▶ DATA SHOWN
┌──

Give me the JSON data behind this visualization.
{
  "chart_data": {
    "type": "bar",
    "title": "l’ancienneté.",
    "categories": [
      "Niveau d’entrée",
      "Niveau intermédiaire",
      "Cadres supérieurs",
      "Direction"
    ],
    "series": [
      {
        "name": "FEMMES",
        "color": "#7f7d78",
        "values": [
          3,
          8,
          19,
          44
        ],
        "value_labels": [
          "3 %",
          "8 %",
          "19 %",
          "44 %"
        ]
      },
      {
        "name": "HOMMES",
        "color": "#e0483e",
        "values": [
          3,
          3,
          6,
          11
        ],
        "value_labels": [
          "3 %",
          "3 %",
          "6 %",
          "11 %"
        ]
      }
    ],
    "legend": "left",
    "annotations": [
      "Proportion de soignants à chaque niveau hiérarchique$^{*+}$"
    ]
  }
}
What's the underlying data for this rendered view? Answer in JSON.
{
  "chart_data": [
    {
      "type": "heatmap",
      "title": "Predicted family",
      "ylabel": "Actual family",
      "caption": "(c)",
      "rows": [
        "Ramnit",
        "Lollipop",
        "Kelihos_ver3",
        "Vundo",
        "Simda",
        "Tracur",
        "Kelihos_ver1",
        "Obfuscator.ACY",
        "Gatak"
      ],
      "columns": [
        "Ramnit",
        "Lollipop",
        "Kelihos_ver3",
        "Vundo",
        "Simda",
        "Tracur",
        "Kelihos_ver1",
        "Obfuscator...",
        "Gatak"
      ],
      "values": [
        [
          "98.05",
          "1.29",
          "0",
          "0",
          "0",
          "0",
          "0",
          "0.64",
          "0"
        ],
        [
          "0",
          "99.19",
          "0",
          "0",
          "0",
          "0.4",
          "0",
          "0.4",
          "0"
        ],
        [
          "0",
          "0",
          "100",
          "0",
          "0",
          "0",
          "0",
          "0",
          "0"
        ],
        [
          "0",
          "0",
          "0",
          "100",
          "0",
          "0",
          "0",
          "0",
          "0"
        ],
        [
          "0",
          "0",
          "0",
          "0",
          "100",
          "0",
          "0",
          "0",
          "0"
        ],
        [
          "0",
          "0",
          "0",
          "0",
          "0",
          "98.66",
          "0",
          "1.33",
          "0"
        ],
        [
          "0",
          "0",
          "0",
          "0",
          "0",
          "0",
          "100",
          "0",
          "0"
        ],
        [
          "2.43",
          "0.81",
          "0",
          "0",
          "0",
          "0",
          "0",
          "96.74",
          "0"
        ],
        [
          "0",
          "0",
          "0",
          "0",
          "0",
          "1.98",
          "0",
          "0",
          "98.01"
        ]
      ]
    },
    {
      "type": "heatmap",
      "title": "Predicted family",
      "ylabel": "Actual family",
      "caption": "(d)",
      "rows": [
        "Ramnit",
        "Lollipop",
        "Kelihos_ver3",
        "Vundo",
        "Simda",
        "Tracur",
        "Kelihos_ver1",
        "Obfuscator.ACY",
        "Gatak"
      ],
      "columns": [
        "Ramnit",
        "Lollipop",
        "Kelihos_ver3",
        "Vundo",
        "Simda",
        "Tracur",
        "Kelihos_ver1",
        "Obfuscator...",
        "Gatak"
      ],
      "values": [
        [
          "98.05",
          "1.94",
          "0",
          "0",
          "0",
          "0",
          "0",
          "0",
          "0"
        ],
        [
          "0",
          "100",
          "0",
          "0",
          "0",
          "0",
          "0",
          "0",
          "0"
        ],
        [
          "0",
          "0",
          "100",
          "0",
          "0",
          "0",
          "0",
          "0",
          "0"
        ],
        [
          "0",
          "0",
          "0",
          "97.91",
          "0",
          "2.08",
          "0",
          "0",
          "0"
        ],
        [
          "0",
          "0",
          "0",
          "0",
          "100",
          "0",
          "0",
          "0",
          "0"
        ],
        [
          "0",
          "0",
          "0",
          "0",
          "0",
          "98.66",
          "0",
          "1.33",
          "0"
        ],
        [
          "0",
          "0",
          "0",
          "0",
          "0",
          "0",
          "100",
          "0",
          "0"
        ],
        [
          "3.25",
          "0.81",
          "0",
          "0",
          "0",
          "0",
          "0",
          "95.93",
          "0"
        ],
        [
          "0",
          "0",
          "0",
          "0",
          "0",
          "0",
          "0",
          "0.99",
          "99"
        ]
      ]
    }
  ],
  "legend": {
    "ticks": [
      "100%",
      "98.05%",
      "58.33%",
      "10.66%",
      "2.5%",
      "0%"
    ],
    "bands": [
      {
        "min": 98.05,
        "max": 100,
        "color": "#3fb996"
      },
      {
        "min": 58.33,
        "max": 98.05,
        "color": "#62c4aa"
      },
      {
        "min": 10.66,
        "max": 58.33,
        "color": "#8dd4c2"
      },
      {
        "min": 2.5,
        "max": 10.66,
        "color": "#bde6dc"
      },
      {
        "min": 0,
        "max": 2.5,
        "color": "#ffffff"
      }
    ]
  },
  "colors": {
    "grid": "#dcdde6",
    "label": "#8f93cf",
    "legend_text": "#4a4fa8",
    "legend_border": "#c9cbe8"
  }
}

└──

▶ DIRECTIONS FOR THIS TASK
Copy out each line exactly as written.

▶ RESPONSE TO THE TASK
Give me the JSON data behind this visualization.
{
  "chart_data": {
    "type": "bar",
    "title": "l’ancienneté.",
    "categories": [
      "Niveau d’entrée",
      "Niveau intermédiaire",
      "Cadres supérieurs",
      "Direction"
    ],
    "series": [
      {
        "name": "FEMMES",
        "color": "#7f7d78",
        "values": [
          3,
          8,
          19,
          44
        ],
        "value_labels": [
          "3 %",
          "8 %",
          "19 %",
          "44 %"
        ]
      },
      {
        "name": "HOMMES",
        "color": "#e0483e",
        "values": [
          3,
          3,
          6,
          11
        ],
        "value_labels": [
          "3 %",
          "3 %",
          "6 %",
          "11 %"
        ]
      }
    ],
    "legend": "left",
    "annotations": [
      "Proportion de soignants à chaque niveau hiérarchique$^{*+}$"
    ]
  }
}
What's the underlying data for this rendered view? Answer in JSON.
{
  "chart_data": [
    {
      "type": "heatmap",
      "title": "Predicted family",
      "ylabel": "Actual family",
      "caption": "(c)",
      "rows": [
        "Ramnit",
        "Lollipop",
        "Kelihos_ver3",
        "Vundo",
        "Simda",
        "Tracur",
        "Kelihos_ver1",
        "Obfuscator.ACY",
        "Gatak"
      ],
      "columns": [
        "Ramnit",
        "Lollipop",
        "Kelihos_ver3",
        "Vundo",
        "Simda",
        "Tracur",
        "Kelihos_ver1",
        "Obfuscator...",
        "Gatak"
      ],
      "values": [
        [
          "98.05",
          "1.29",
          "0",
          "0",
          "0",
          "0",
          "0",
          "0.64",
          "0"
        ],
        [
          "0",
          "99.19",
          "0",
          "0",
          "0",
          "0.4",
          "0",
          "0.4",
          "0"
        ],
        [
          "0",
          "0",
          "100",
          "0",
          "0",
          "0",
          "0",
          "0",
          "0"
        ],
        [
          "0",
          "0",
          "0",
          "100",
          "0",
          "0",
          "0",
          "0",
          "0"
        ],
        [
          "0",
          "0",
          "0",
          "0",
          "100",
          "0",
          "0",
          "0",
          "0"
        ],
        [
          "0",
          "0",
          "0",
          "0",
          "0",
          "98.66",
          "0",
          "1.33",
          "0"
        ],
        [
          "0",
          "0",
          "0",
          "0",
          "0",
          "0",
          "100",
          "0",
          "0"
        ],
        [
          "2.43",
          "0.81",
          "0",
          "0",
          "0",
          "0",
          "0",
          "96.74",
          "0"
        ],
        [
          "0",
          "0",
          "0",
          "0",
          "0",
          "1.98",
          "0",
          "0",
          "98.01"
        ]
      ]
    },
    {
      "type": "heatmap",
      "title": "Predicted family",
      "ylabel": "Actual family",
      "caption": "(d)",
      "rows": [
        "Ramnit",
        "Lollipop",
        "Kelihos_ver3",
        "Vundo",
        "Simda",
        "Tracur",
        "Kelihos_ver1",
        "Obfuscator.ACY",
        "Gatak"
      ],
      "columns": [
        "Ramnit",
        "Lollipop",
        "Kelihos_ver3",
        "Vundo",
        "Simda",
        "Tracur",
        "Kelihos_ver1",
        "Obfuscator...",
        "Gatak"
      ],
      "values": [
        [
          "98.05",
          "1.94",
          "0",
          "0",
          "0",
          "0",
          "0",
          "0",
          "0"
        ],
        [
          "0",
          "100",
          "0",
          "0",
          "0",
          "0",
          "0",
          "0",
          "0"
        ],
        [
          "0",
          "0",
          "100",
          "0",
          "0",
          "0",
          "0",
          "0",
          "0"
        ],
        [
          "0",
          "0",
          "0",
          "97.91",
          "0",
          "2.08",
          "0",
          "0",
          "0"
        ],
        [
          "0",
          "0",
          "0",
          "0",
          "100",
          "0",
          "0",
          "0",
          "0"
        ],
        [
          "0",
          "0",
          "0",
          "0",
          "0",
          "98.66",
          "0",
          "1.33",
          "0"
        ],
        [
          "0",
          "0",
          "0",
          "0",
          "0",
          "0",
          "100",
          "0",
          "0"
        ],
        [
          "3.25",
          "0.81",
          "0",
          "0",
          "0",
          "0",
          "0",
          "95.93",
          "0"
        ],
        [
          "0",
          "0",
          "0",
          "0",
          "0",
          "0",
          "0",
          "0.99",
          "99"
        ]
      ]
    }
  ],
  "legend": {
    "ticks": [
      "100%",
      "98.05%",
      "58.33%",
      "10.66%",
      "2.5%",
      "0%"
    ],
    "bands": [
      {
        "min": 98.05,
        "max": 100,
        "color": "#3fb996"
      },
      {
        "min": 58.33,
        "max": 98.05,
        "color": "#62c4aa"
      },
      {
        "min": 10.66,
        "max": 58.33,
        "color": "#8dd4c2"
      },
      {
        "min": 2.5,
        "max": 10.66,
        "color": "#bde6dc"
      },
      {
        "min": 0,
        "max": 2.5,
        "color": "#ffffff"
      }
    ]
  },
  "colors": {
    "grid": "#dcdde6",
    "label": "#8f93cf",
    "legend_text": "#4a4fa8",
    "legend_border": "#c9cbe8"
  }
}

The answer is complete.